(Exercise objective) From the entries below, gather each line containing the word "example".

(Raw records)
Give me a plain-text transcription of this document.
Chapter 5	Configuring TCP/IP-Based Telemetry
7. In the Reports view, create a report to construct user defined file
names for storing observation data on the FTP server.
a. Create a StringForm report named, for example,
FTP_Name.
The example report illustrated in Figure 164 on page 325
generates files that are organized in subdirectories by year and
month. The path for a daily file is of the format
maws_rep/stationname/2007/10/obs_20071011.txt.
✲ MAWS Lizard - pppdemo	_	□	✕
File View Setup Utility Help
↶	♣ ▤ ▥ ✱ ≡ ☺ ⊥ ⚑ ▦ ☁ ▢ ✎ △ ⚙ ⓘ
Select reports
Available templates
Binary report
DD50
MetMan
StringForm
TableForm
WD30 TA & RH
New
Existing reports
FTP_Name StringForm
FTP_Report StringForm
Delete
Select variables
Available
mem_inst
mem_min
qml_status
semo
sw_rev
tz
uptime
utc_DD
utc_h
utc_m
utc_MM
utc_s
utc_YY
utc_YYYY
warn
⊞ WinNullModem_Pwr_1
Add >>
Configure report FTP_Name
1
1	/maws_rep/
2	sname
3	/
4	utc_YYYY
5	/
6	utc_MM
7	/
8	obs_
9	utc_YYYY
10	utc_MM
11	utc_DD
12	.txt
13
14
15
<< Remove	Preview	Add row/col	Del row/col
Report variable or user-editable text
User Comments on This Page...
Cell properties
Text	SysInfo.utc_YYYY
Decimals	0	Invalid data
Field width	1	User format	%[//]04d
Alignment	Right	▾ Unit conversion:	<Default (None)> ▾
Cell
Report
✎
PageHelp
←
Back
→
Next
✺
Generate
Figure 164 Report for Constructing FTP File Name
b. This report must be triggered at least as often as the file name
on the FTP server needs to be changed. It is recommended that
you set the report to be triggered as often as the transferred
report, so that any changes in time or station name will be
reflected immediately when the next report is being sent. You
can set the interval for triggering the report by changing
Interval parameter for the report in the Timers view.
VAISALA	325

(Output for this task)
a. Create a StringForm report named, for example,
The example report illustrated in Figure 164 on page 325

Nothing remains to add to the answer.